[Collected data entries]
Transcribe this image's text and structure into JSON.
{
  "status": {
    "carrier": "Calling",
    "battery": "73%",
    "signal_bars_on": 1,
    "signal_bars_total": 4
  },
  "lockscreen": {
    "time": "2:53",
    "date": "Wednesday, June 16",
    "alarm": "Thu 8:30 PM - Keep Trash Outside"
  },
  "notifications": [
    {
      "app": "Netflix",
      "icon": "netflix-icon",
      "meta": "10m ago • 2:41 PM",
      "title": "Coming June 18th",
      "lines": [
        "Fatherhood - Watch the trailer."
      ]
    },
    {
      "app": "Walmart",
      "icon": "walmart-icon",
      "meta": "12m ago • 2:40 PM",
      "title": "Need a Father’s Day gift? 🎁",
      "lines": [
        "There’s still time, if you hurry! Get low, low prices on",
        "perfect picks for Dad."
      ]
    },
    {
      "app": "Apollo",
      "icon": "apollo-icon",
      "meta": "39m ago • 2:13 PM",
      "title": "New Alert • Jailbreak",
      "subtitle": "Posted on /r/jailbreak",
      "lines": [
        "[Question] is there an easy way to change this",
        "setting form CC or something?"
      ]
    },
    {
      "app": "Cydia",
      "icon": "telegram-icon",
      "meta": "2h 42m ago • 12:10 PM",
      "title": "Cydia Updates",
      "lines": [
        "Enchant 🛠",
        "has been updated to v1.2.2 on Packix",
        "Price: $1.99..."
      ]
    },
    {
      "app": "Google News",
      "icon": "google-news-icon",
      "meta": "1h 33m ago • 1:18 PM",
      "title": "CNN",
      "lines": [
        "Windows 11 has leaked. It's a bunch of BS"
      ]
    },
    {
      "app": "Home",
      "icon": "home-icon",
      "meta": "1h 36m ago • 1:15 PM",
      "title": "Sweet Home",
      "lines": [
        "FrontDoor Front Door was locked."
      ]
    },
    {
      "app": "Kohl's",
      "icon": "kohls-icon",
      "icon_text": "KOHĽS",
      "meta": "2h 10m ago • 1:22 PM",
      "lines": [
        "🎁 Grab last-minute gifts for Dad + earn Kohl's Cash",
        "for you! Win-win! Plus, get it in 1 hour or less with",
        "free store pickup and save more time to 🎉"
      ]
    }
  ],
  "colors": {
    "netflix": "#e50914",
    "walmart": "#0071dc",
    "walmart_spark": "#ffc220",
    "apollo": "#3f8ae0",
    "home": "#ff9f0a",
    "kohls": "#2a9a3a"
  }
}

### WHAT YOU ARE ASKED TO DO:
Gather from the data above every line with the string "this".

### CORRECT ANSWER:
Transcribe this image's text and structure into JSON.
        "[Question] is there an easy way to change this",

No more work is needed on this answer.